### Goal:
Under this task are some entries; return every one of them exactly.

### Material supplied:
---
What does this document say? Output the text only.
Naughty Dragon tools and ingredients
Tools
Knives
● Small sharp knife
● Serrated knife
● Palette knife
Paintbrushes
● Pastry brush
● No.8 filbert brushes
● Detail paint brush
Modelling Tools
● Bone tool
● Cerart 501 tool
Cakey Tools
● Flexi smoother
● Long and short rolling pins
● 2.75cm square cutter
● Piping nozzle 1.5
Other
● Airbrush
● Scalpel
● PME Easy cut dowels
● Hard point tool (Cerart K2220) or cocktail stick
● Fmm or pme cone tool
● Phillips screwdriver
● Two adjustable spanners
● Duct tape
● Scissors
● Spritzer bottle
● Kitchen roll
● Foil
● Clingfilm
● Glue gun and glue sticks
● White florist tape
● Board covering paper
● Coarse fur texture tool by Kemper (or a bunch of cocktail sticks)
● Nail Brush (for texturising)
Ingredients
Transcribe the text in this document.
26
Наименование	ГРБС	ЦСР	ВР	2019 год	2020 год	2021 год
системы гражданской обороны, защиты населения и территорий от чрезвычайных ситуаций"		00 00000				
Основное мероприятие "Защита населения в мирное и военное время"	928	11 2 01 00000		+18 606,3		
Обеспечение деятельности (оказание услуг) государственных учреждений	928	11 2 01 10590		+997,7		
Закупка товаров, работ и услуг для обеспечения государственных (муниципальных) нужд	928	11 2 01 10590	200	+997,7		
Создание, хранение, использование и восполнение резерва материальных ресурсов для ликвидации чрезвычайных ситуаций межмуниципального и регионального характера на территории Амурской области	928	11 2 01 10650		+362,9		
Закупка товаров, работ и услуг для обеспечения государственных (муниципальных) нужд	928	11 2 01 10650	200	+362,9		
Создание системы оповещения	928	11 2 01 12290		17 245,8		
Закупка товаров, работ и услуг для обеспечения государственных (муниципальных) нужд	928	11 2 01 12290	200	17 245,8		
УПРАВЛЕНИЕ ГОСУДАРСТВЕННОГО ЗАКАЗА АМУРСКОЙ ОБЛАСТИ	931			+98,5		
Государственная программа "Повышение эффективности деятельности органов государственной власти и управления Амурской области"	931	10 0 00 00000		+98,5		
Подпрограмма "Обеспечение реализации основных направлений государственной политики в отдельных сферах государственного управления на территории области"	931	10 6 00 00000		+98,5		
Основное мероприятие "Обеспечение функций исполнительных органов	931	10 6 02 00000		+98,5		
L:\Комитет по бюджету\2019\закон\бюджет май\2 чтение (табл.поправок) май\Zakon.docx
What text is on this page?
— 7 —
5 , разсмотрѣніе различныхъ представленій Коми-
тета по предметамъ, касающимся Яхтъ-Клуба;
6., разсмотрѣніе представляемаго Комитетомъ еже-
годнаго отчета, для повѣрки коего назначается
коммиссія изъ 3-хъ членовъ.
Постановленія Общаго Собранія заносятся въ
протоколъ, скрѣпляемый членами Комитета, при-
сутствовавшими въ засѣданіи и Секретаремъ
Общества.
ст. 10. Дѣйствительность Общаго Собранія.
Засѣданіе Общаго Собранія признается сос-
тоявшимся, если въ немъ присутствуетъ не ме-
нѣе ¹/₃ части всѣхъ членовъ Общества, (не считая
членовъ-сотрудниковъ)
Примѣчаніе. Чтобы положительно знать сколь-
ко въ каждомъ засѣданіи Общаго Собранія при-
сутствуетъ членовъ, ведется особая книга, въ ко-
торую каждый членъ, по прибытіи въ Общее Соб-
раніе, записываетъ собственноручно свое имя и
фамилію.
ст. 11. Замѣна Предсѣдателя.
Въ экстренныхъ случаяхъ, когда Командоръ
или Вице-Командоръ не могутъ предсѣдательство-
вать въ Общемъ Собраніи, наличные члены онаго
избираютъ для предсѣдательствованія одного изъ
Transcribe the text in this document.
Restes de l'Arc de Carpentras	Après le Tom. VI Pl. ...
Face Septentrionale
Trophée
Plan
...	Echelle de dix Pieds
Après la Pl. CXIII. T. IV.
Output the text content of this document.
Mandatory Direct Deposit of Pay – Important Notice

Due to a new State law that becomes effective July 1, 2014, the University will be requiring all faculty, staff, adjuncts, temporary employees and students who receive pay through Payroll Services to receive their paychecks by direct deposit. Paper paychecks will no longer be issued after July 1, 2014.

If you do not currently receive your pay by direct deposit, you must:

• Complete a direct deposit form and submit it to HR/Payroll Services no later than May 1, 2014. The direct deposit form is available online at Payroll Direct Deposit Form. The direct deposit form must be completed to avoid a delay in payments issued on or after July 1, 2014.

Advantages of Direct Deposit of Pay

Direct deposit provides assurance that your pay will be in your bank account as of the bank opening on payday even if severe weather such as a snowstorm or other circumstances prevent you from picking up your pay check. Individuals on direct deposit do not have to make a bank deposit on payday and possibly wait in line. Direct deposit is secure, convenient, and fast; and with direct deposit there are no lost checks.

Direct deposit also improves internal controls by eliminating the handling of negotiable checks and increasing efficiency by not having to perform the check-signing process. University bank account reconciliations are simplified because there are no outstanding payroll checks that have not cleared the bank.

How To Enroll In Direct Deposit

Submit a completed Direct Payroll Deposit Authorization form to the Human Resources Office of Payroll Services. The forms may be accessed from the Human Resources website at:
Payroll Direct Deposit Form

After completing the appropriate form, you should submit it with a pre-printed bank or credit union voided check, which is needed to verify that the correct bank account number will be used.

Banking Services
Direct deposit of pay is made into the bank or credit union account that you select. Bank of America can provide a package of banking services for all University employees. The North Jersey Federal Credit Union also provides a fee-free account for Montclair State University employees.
---
### Full answer:
What does this document say? Output the text only.
Naughty Dragon tools and ingredients
Tools
Knives
● Small sharp knife
● Serrated knife
● Palette knife
Paintbrushes
● Pastry brush
● No.8 filbert brushes
● Detail paint brush
Modelling Tools
● Bone tool
● Cerart 501 tool
Cakey Tools
● Flexi smoother
● Long and short rolling pins
● 2.75cm square cutter
● Piping nozzle 1.5
Other
● Airbrush
● Scalpel
● PME Easy cut dowels
● Hard point tool (Cerart K2220) or cocktail stick
● Fmm or pme cone tool
● Phillips screwdriver
● Two adjustable spanners
● Duct tape
● Scissors
● Spritzer bottle
● Kitchen roll
● Foil
● Clingfilm
● Glue gun and glue sticks
● White florist tape
● Board covering paper
● Coarse fur texture tool by Kemper (or a bunch of cocktail sticks)
● Nail Brush (for texturising)
Ingredients
Transcribe the text in this document.
26
Наименование	ГРБС	ЦСР	ВР	2019 год	2020 год	2021 год
системы гражданской обороны, защиты населения и территорий от чрезвычайных ситуаций"		00 00000				
Основное мероприятие "Защита населения в мирное и военное время"	928	11 2 01 00000		+18 606,3		
Обеспечение деятельности (оказание услуг) государственных учреждений	928	11 2 01 10590		+997,7		
Закупка товаров, работ и услуг для обеспечения государственных (муниципальных) нужд	928	11 2 01 10590	200	+997,7		
Создание, хранение, использование и восполнение резерва материальных ресурсов для ликвидации чрезвычайных ситуаций межмуниципального и регионального характера на территории Амурской области	928	11 2 01 10650		+362,9		
Закупка товаров, работ и услуг для обеспечения государственных (муниципальных) нужд	928	11 2 01 10650	200	+362,9		
Создание системы оповещения	928	11 2 01 12290		17 245,8		
Закупка товаров, работ и услуг для обеспечения государственных (муниципальных) нужд	928	11 2 01 12290	200	17 245,8		
УПРАВЛЕНИЕ ГОСУДАРСТВЕННОГО ЗАКАЗА АМУРСКОЙ ОБЛАСТИ	931			+98,5		
Государственная программа "Повышение эффективности деятельности органов государственной власти и управления Амурской области"	931	10 0 00 00000		+98,5		
Подпрограмма "Обеспечение реализации основных направлений государственной политики в отдельных сферах государственного управления на территории области"	931	10 6 00 00000		+98,5		
Основное мероприятие "Обеспечение функций исполнительных органов	931	10 6 02 00000		+98,5		
L:\Комитет по бюджету\2019\закон\бюджет май\2 чтение (табл.поправок) май\Zakon.docx
What text is on this page?
— 7 —
5 , разсмотрѣніе различныхъ представленій Коми-
тета по предметамъ, касающимся Яхтъ-Клуба;
6., разсмотрѣніе представляемаго Комитетомъ еже-
годнаго отчета, для повѣрки коего назначается
коммиссія изъ 3-хъ членовъ.
Постановленія Общаго Собранія заносятся въ
протоколъ, скрѣпляемый членами Комитета, при-
сутствовавшими въ засѣданіи и Секретаремъ
Общества.
ст. 10. Дѣйствительность Общаго Собранія.
Засѣданіе Общаго Собранія признается сос-
тоявшимся, если въ немъ присутствуетъ не ме-
нѣе ¹/₃ части всѣхъ членовъ Общества, (не считая
членовъ-сотрудниковъ)
Примѣчаніе. Чтобы положительно знать сколь-
ко въ каждомъ засѣданіи Общаго Собранія при-
сутствуетъ членовъ, ведется особая книга, въ ко-
торую каждый членъ, по прибытіи въ Общее Соб-
раніе, записываетъ собственноручно свое имя и
фамилію.
ст. 11. Замѣна Предсѣдателя.
Въ экстренныхъ случаяхъ, когда Командоръ
или Вице-Командоръ не могутъ предсѣдательство-
вать въ Общемъ Собраніи, наличные члены онаго
избираютъ для предсѣдательствованія одного изъ
Transcribe the text in this document.
Restes de l'Arc de Carpentras	Après le Tom. VI Pl. ...
Face Septentrionale
Trophée
Plan
...	Echelle de dix Pieds
Après la Pl. CXIII. T. IV.
Output the text content of this document.
Mandatory Direct Deposit of Pay – Important Notice

Due to a new State law that becomes effective July 1, 2014, the University will be requiring all faculty, staff, adjuncts, temporary employees and students who receive pay through Payroll Services to receive their paychecks by direct deposit. Paper paychecks will no longer be issued after July 1, 2014.

If you do not currently receive your pay by direct deposit, you must:

• Complete a direct deposit form and submit it to HR/Payroll Services no later than May 1, 2014. The direct deposit form is available online at Payroll Direct Deposit Form. The direct deposit form must be completed to avoid a delay in payments issued on or after July 1, 2014.

Advantages of Direct Deposit of Pay

Direct deposit provides assurance that your pay will be in your bank account as of the bank opening on payday even if severe weather such as a snowstorm or other circumstances prevent you from picking up your pay check. Individuals on direct deposit do not have to make a bank deposit on payday and possibly wait in line. Direct deposit is secure, convenient, and fast; and with direct deposit there are no lost checks.

Direct deposit also improves internal controls by eliminating the handling of negotiable checks and increasing efficiency by not having to perform the check-signing process. University bank account reconciliations are simplified because there are no outstanding payroll checks that have not cleared the bank.

How To Enroll In Direct Deposit

Submit a completed Direct Payroll Deposit Authorization form to the Human Resources Office of Payroll Services. The forms may be accessed from the Human Resources website at:
Payroll Direct Deposit Form

After completing the appropriate form, you should submit it with a pre-printed bank or credit union voided check, which is needed to verify that the correct bank account number will be used.

Banking Services
Direct deposit of pay is made into the bank or credit union account that you select. Bank of America can provide a package of banking services for all University employees. The North Jersey Federal Credit Union also provides a fee-free account for Montclair State University employees.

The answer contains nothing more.